→ **Written instruction**
Say how many lines hold the string "color"; please write nothing but the number.

.....

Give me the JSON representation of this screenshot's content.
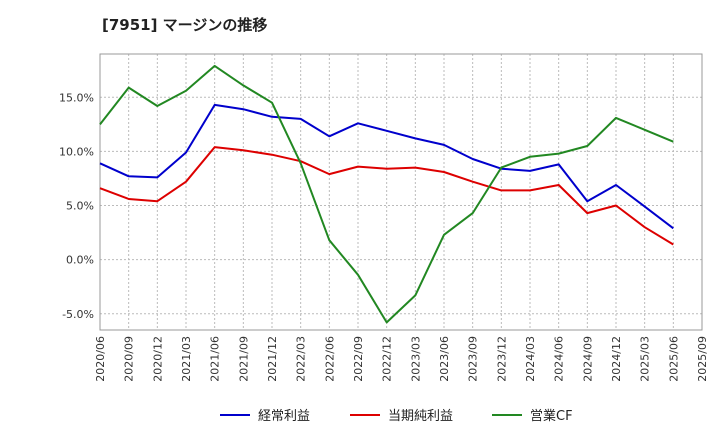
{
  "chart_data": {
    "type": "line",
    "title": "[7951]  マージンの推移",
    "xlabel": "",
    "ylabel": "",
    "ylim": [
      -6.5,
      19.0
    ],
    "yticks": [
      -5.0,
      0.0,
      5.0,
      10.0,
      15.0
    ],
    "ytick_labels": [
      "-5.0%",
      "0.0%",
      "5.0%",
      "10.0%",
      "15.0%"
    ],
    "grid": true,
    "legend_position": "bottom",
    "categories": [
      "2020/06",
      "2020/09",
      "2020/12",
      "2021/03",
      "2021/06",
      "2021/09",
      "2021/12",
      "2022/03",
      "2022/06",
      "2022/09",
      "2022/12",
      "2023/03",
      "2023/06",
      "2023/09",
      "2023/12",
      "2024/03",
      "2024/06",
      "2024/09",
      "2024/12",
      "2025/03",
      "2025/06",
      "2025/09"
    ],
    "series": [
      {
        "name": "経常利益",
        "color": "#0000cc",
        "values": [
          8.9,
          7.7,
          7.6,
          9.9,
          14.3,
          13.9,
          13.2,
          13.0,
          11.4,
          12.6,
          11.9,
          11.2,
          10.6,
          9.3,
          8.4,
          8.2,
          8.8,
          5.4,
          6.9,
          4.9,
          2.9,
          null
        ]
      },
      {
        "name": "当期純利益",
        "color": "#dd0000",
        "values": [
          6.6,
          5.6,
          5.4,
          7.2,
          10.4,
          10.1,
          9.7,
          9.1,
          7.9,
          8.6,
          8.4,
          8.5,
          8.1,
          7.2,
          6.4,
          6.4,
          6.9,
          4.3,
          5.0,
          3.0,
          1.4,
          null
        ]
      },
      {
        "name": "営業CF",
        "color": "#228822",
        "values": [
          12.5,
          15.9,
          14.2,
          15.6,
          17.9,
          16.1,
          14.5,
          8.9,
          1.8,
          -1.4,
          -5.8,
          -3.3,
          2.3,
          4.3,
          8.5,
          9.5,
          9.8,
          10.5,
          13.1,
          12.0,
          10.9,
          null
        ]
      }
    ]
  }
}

.....

→ **Complete output**
3